Only the lines from the line containing "What's the underlying" through the final line of the entries should be printed, exactly as given, with the pictures left out.
:: EXERCISE INPUTS
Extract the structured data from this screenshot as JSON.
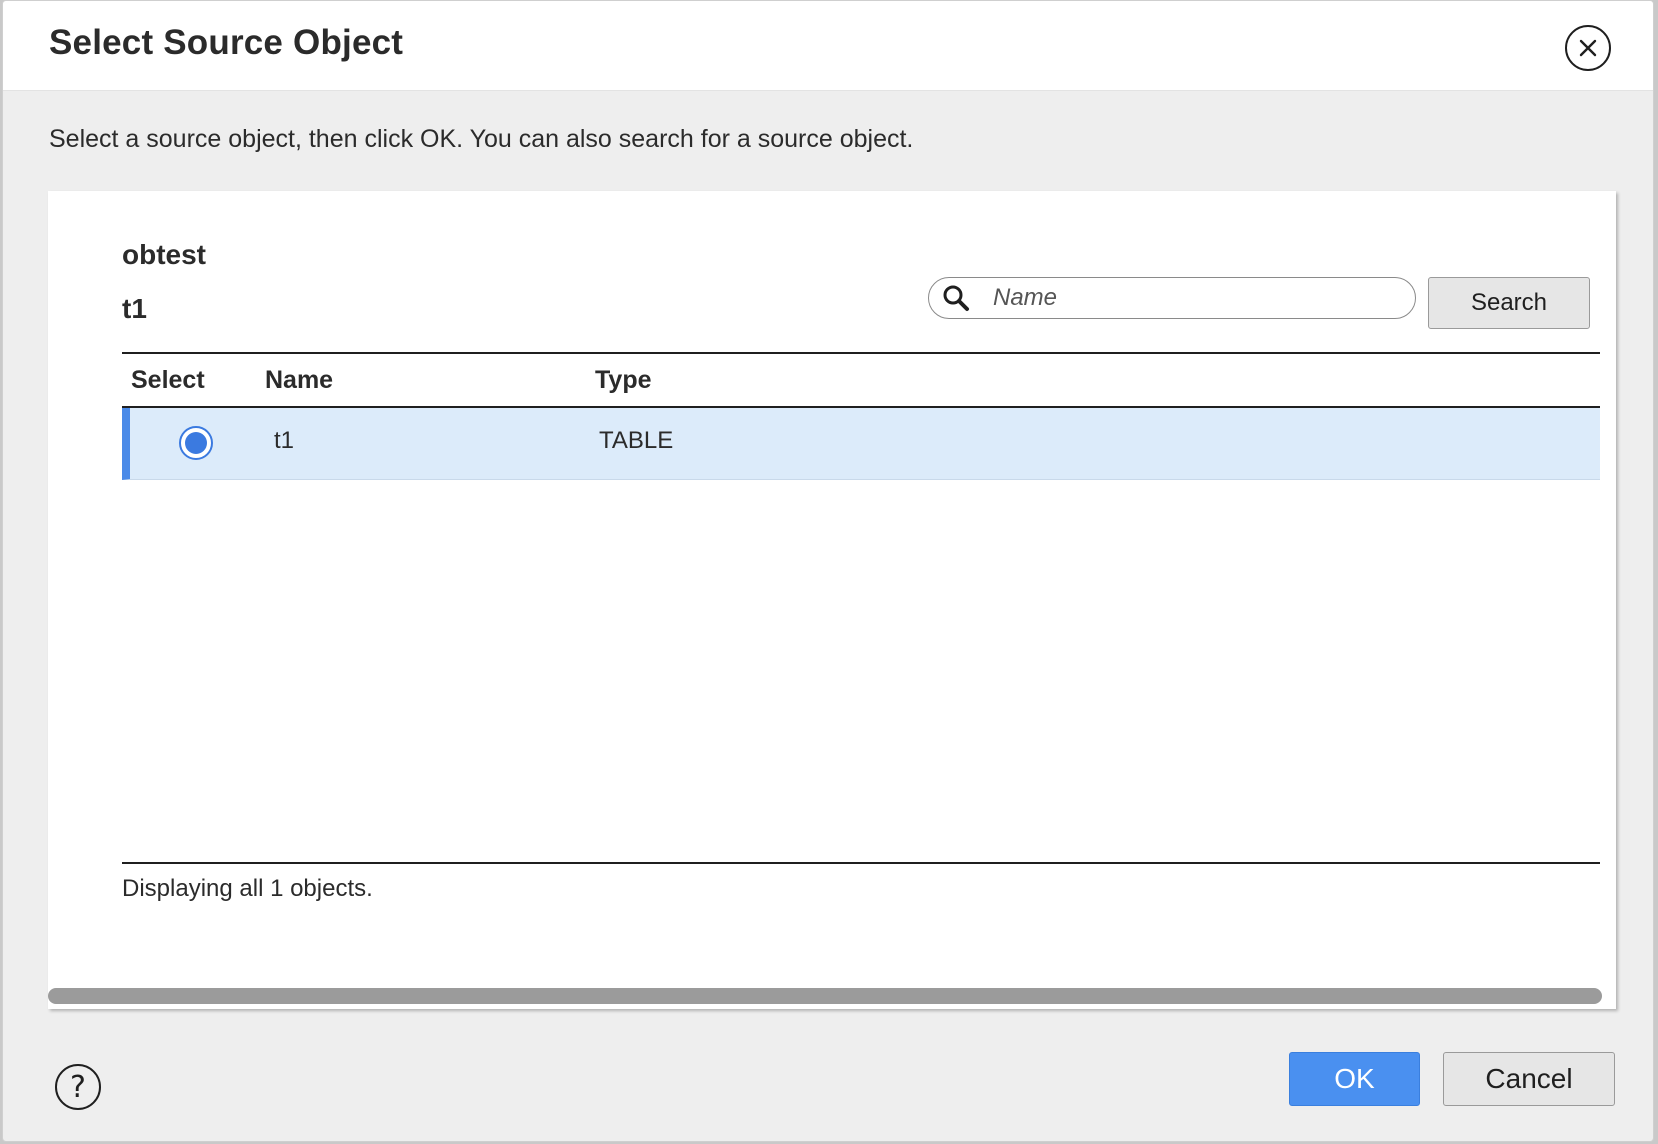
{
  "dialog": {
    "title": "Select Source Object",
    "instruction": "Select a source object, then click OK. You can also search for a source object."
  },
  "panel": {
    "connection_name": "obtest",
    "object_name": "t1",
    "search": {
      "placeholder": "Name",
      "button_label": "Search"
    },
    "table": {
      "headers": [
        "Select",
        "Name",
        "Type"
      ],
      "rows": [
        {
          "selected": true,
          "name": "t1",
          "type": "TABLE"
        }
      ]
    },
    "status": "Displaying all 1 objects."
  },
  "footer": {
    "help_glyph": "?",
    "ok_label": "OK",
    "cancel_label": "Cancel"
  },
  "icons": {
    "close": "close-icon",
    "search": "search-icon",
    "help": "help-icon"
  },
  "colors": {
    "accent": "#4a90f0",
    "selected_row": "#dcebfa",
    "selected_marker": "#4a8ae8"
  }
}
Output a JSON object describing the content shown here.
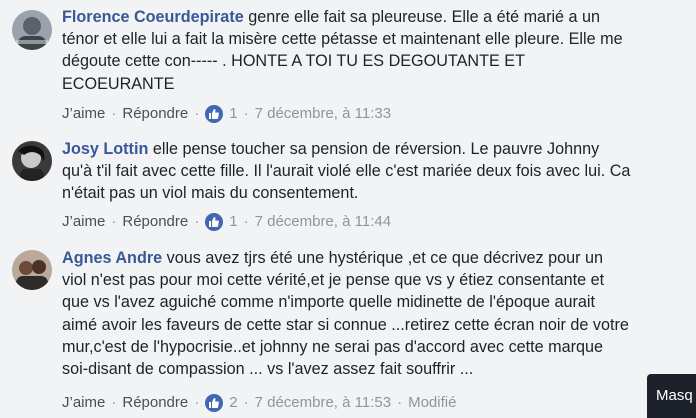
{
  "comments": [
    {
      "author": "Florence Coeurdepirate",
      "text_lines": [
        " genre elle fait sa pleureuse. Elle a été marié a un",
        "ténor et elle lui a fait la misère cette pétasse et maintenant elle pleure. Elle me",
        "dégoute cette con----- . HONTE A TOI TU ES DEGOUTANTE ET",
        "ECOEURANTE"
      ],
      "like_label": "J’aime",
      "reply_label": "Répondre",
      "reaction_count": "1",
      "time": "7 décembre, à 11:33",
      "modified": ""
    },
    {
      "author": "Josy Lottin",
      "text_lines": [
        " elle pense toucher sa pension de réversion. Le pauvre Johnny",
        "qu'à t'il fait avec cette fille. Il l'aurait violé elle c'est mariée deux fois avec lui. Ca",
        "n'était pas un viol mais du consentement."
      ],
      "like_label": "J’aime",
      "reply_label": "Répondre",
      "reaction_count": "1",
      "time": "7 décembre, à 11:44",
      "modified": ""
    },
    {
      "author": "Agnes Andre",
      "text_lines": [
        " vous avez tjrs été une hystérique ,et ce que décrivez pour un",
        "viol n'est pas pour moi cette vérité,et je pense que vs y étiez consentante et",
        "que vs l'avez aguiché comme n'importe quelle midinette de l'époque aurait",
        "aimé avoir les faveurs de cette star si connue ...retirez cette écran noir de votre",
        "mur,c'est de l'hypocrisie..et johnny ne serai pas d'accord avec cette marque",
        "soi-disant de compassion ... vs l'avez assez fait souffrir ..."
      ],
      "like_label": "J’aime",
      "reply_label": "Répondre",
      "reaction_count": "2",
      "time": "7 décembre, à 11:53",
      "modified": "Modifié"
    }
  ],
  "overlay_button": "Masq",
  "colors": {
    "name": "#385898",
    "like_badge": "#4267b2",
    "meta": "#90949c",
    "background": "#f2f3f5"
  },
  "icons": {
    "like": "thumbs-up-icon"
  }
}
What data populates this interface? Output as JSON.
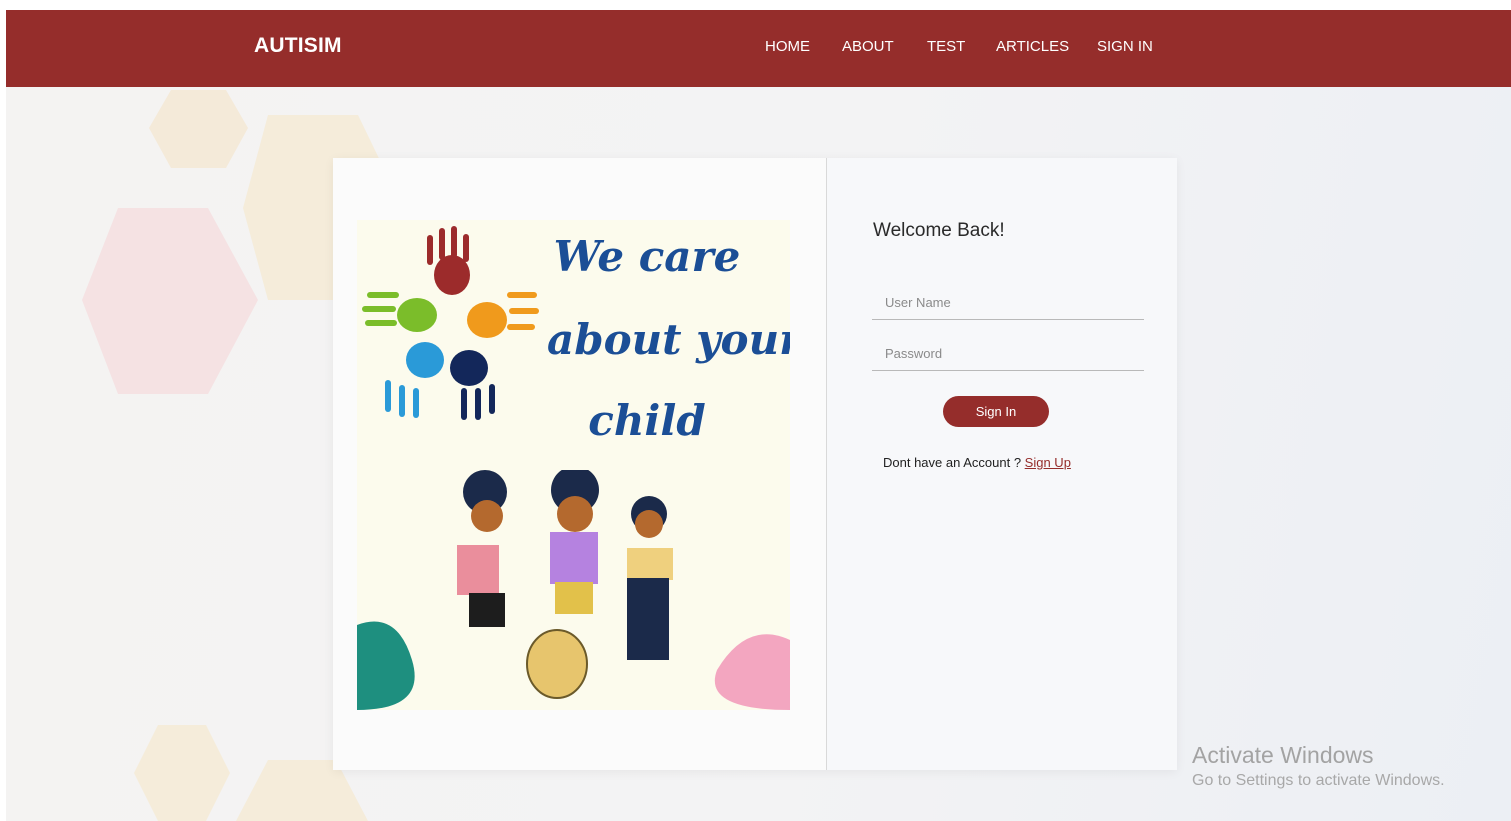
{
  "navbar": {
    "brand": "AUTISIM",
    "links": [
      "HOME",
      "ABOUT",
      "TEST",
      "ARTICLES",
      "SIGN IN"
    ]
  },
  "illustration": {
    "lines": [
      "We care",
      "about your",
      "child"
    ]
  },
  "login": {
    "title": "Welcome Back!",
    "username_placeholder": "User Name",
    "password_placeholder": "Password",
    "signin_label": "Sign In",
    "no_account_text": "Dont have an Account ?",
    "signup_label": "Sign Up"
  },
  "watermark": {
    "title": "Activate Windows",
    "subtitle": "Go to Settings to activate Windows."
  },
  "colors": {
    "brand": "#952d2b",
    "headline": "#1b4e96"
  }
}
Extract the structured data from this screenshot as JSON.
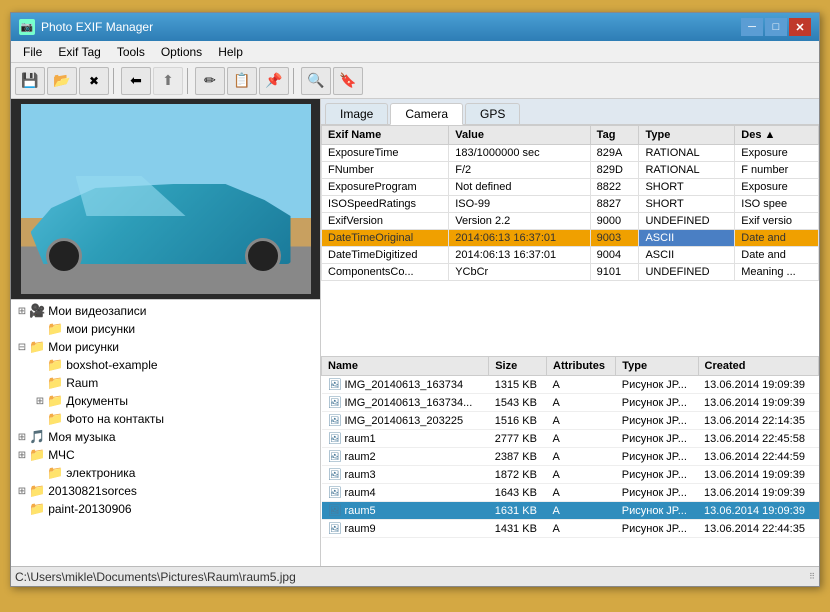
{
  "window": {
    "title": "Photo EXIF Manager",
    "icon": "📷"
  },
  "titlebar": {
    "min_label": "─",
    "max_label": "□",
    "close_label": "✕"
  },
  "menubar": {
    "items": [
      {
        "label": "File",
        "id": "file"
      },
      {
        "label": "Exif Tag",
        "id": "exiftag"
      },
      {
        "label": "Tools",
        "id": "tools"
      },
      {
        "label": "Options",
        "id": "options"
      },
      {
        "label": "Help",
        "id": "help"
      }
    ]
  },
  "toolbar": {
    "buttons": [
      {
        "icon": "💾",
        "name": "save"
      },
      {
        "icon": "📂",
        "name": "open"
      },
      {
        "icon": "❌",
        "name": "delete"
      },
      {
        "icon": "⬅",
        "name": "back"
      },
      {
        "icon": "⬆",
        "name": "up"
      },
      {
        "icon": "✏",
        "name": "edit"
      },
      {
        "icon": "📋",
        "name": "copy"
      },
      {
        "icon": "📌",
        "name": "pin"
      },
      {
        "icon": "🔖",
        "name": "bookmark"
      }
    ]
  },
  "tabs": {
    "items": [
      {
        "label": "Image",
        "id": "image",
        "active": false
      },
      {
        "label": "Camera",
        "id": "camera",
        "active": true
      },
      {
        "label": "GPS",
        "id": "gps",
        "active": false
      }
    ]
  },
  "exif_table": {
    "columns": [
      {
        "label": "Exif Name",
        "id": "name"
      },
      {
        "label": "Value",
        "id": "value"
      },
      {
        "label": "Tag",
        "id": "tag"
      },
      {
        "label": "Type",
        "id": "type"
      },
      {
        "label": "Des",
        "id": "description"
      }
    ],
    "rows": [
      {
        "name": "ExposureTime",
        "value": "183/1000000 sec",
        "tag": "829A",
        "type": "RATIONAL",
        "desc": "Exposure",
        "selected": false
      },
      {
        "name": "FNumber",
        "value": "F/2",
        "tag": "829D",
        "type": "RATIONAL",
        "desc": "F number",
        "selected": false
      },
      {
        "name": "ExposureProgram",
        "value": "Not defined",
        "tag": "8822",
        "type": "SHORT",
        "desc": "Exposure",
        "selected": false
      },
      {
        "name": "ISOSpeedRatings",
        "value": "ISO-99",
        "tag": "8827",
        "type": "SHORT",
        "desc": "ISO spee",
        "selected": false
      },
      {
        "name": "ExifVersion",
        "value": "Version 2.2",
        "tag": "9000",
        "type": "UNDEFINED",
        "desc": "Exif versio",
        "selected": false
      },
      {
        "name": "DateTimeOriginal",
        "value": "2014:06:13 16:37:01",
        "tag": "9003",
        "type": "ASCII",
        "desc": "Date and",
        "selected": true
      },
      {
        "name": "DateTimeDigitized",
        "value": "2014:06:13 16:37:01",
        "tag": "9004",
        "type": "ASCII",
        "desc": "Date and",
        "selected": false
      },
      {
        "name": "ComponentsCo...",
        "value": "YCbCr",
        "tag": "9101",
        "type": "UNDEFINED",
        "desc": "Meaning ...",
        "selected": false
      }
    ]
  },
  "file_tree": {
    "items": [
      {
        "indent": 0,
        "expand": "⊞",
        "icon": "🎥",
        "label": "Мои видеозаписи",
        "selected": false
      },
      {
        "indent": 1,
        "expand": " ",
        "icon": "📁",
        "label": "мои рисунки",
        "selected": false
      },
      {
        "indent": 0,
        "expand": "⊟",
        "icon": "📁",
        "label": "Мои рисунки",
        "selected": false
      },
      {
        "indent": 1,
        "expand": " ",
        "icon": "📁",
        "label": "boxshot-example",
        "selected": false
      },
      {
        "indent": 1,
        "expand": " ",
        "icon": "📁",
        "label": "Raum",
        "selected": false
      },
      {
        "indent": 1,
        "expand": "⊞",
        "icon": "📁",
        "label": "Документы",
        "selected": false
      },
      {
        "indent": 1,
        "expand": " ",
        "icon": "📁",
        "label": "Фото на контакты",
        "selected": false
      },
      {
        "indent": 0,
        "expand": "⊞",
        "icon": "🎵",
        "label": "Моя музыка",
        "selected": false
      },
      {
        "indent": 0,
        "expand": "⊞",
        "icon": "📁",
        "label": "МЧС",
        "selected": false
      },
      {
        "indent": 1,
        "expand": " ",
        "icon": "📁",
        "label": "электроника",
        "selected": false
      },
      {
        "indent": 0,
        "expand": "⊞",
        "icon": "📁",
        "label": "20130821sorces",
        "selected": false
      },
      {
        "indent": 0,
        "expand": " ",
        "icon": "📁",
        "label": "paint-20130906",
        "selected": false
      }
    ]
  },
  "file_list": {
    "columns": [
      {
        "label": "Name",
        "id": "name"
      },
      {
        "label": "Size",
        "id": "size"
      },
      {
        "label": "Attributes",
        "id": "attrs"
      },
      {
        "label": "Type",
        "id": "type"
      },
      {
        "label": "Created",
        "id": "created"
      }
    ],
    "rows": [
      {
        "name": "IMG_20140613_163734",
        "size": "1315 KB",
        "attrs": "A",
        "type": "Рисунок JP...",
        "created": "13.06.2014 19:09:39",
        "selected": false
      },
      {
        "name": "IMG_20140613_163734...",
        "size": "1543 KB",
        "attrs": "A",
        "type": "Рисунок JP...",
        "created": "13.06.2014 19:09:39",
        "selected": false
      },
      {
        "name": "IMG_20140613_203225",
        "size": "1516 KB",
        "attrs": "A",
        "type": "Рисунок JP...",
        "created": "13.06.2014 22:14:35",
        "selected": false
      },
      {
        "name": "raum1",
        "size": "2777 KB",
        "attrs": "A",
        "type": "Рисунок JP...",
        "created": "13.06.2014 22:45:58",
        "selected": false
      },
      {
        "name": "raum2",
        "size": "2387 KB",
        "attrs": "A",
        "type": "Рисунок JP...",
        "created": "13.06.2014 22:44:59",
        "selected": false
      },
      {
        "name": "raum3",
        "size": "1872 KB",
        "attrs": "A",
        "type": "Рисунок JP...",
        "created": "13.06.2014 19:09:39",
        "selected": false
      },
      {
        "name": "raum4",
        "size": "1643 KB",
        "attrs": "A",
        "type": "Рисунок JP...",
        "created": "13.06.2014 19:09:39",
        "selected": false
      },
      {
        "name": "raum5",
        "size": "1631 KB",
        "attrs": "A",
        "type": "Рисунок JP...",
        "created": "13.06.2014 19:09:39",
        "selected": true
      },
      {
        "name": "raum9",
        "size": "1431 KB",
        "attrs": "A",
        "type": "Рисунок JP...",
        "created": "13.06.2014 22:44:35",
        "selected": false
      }
    ]
  },
  "statusbar": {
    "path": "C:\\Users\\mikle\\Documents\\Pictures\\Raum\\raum5.jpg"
  }
}
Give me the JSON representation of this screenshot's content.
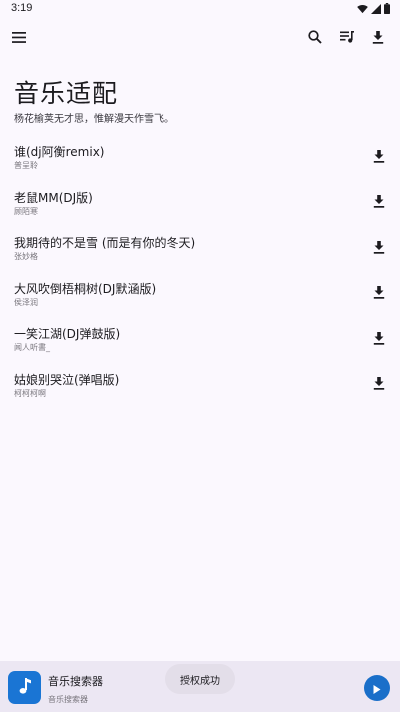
{
  "status_bar": {
    "time": "3:19"
  },
  "header": {
    "title": "音乐适配",
    "subtitle": "杨花榆荚无才思，惟解漫天作雪飞。"
  },
  "songs": [
    {
      "title": "谁(dj阿衡remix)",
      "artist": "普呈聆"
    },
    {
      "title": "老鼠MM(DJ版)",
      "artist": "顾陌寒"
    },
    {
      "title": "我期待的不是雪 (而是有你的冬天)",
      "artist": "张妙格"
    },
    {
      "title": "大风吹倒梧桐树(DJ默涵版)",
      "artist": "侯泽润"
    },
    {
      "title": "一笑江湖(DJ弹鼓版)",
      "artist": "闻人听書_"
    },
    {
      "title": "姑娘别哭泣(弹唱版)",
      "artist": "柯柯柯啊"
    }
  ],
  "player": {
    "title": "音乐搜索器",
    "subtitle": "音乐搜索器"
  },
  "toast": {
    "text": "授权成功"
  },
  "icons": {
    "menu": "menu-icon",
    "search": "search-icon",
    "playlist": "playlist-icon",
    "download": "download-icon",
    "note": "music-note-icon",
    "play": "play-icon"
  },
  "colors": {
    "background": "#fbf8fe",
    "accent": "#1a75d4",
    "player_bg": "#ece7f3"
  }
}
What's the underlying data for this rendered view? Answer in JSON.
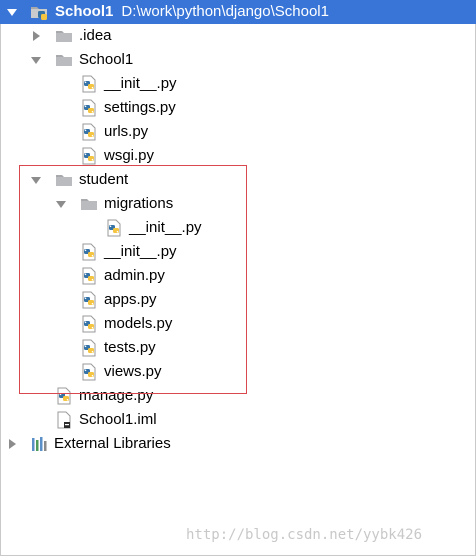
{
  "root": {
    "name": "School1",
    "path": "D:\\work\\python\\django\\School1"
  },
  "tree": {
    "idea": ".idea",
    "school1_dir": "School1",
    "school1_init": "__init__.py",
    "settings": "settings.py",
    "urls": "urls.py",
    "wsgi": "wsgi.py",
    "student": "student",
    "migrations": "migrations",
    "migrations_init": "__init__.py",
    "student_init": "__init__.py",
    "admin": "admin.py",
    "apps": "apps.py",
    "models": "models.py",
    "tests": "tests.py",
    "views": "views.py",
    "manage": "manage.py",
    "iml": "School1.iml",
    "external": "External Libraries"
  },
  "watermark": "http://blog.csdn.net/yybk426",
  "colors": {
    "selection": "#3875d7",
    "folder": "#a7a9ac",
    "python_blue": "#3572a5",
    "python_yellow": "#f5c542",
    "highlight_box": "#d9474f"
  }
}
::::
### FINISHED ANSWER
What's the underlying data for this rendered view? Answer in JSON.
{
  "root": {
    "name": "School1",
    "path": "D:\\work\\python\\django\\School1"
  },
  "tree": {
    "idea": ".idea",
    "school1_dir": "School1",
    "school1_init": "__init__.py",
    "settings": "settings.py",
    "urls": "urls.py",
    "wsgi": "wsgi.py",
    "student": "student",
    "migrations": "migrations",
    "migrations_init": "__init__.py",
    "student_init": "__init__.py",
    "admin": "admin.py",
    "apps": "apps.py",
    "models": "models.py",
    "tests": "tests.py",
    "views": "views.py",
    "manage": "manage.py",
    "iml": "School1.iml",
    "external": "External Libraries"
  },
  "watermark": "http://blog.csdn.net/yybk426",
  "colors": {
    "selection": "#3875d7",
    "folder": "#a7a9ac",
    "python_blue": "#3572a5",
    "python_yellow": "#f5c542",
    "highlight_box": "#d9474f"
  }
}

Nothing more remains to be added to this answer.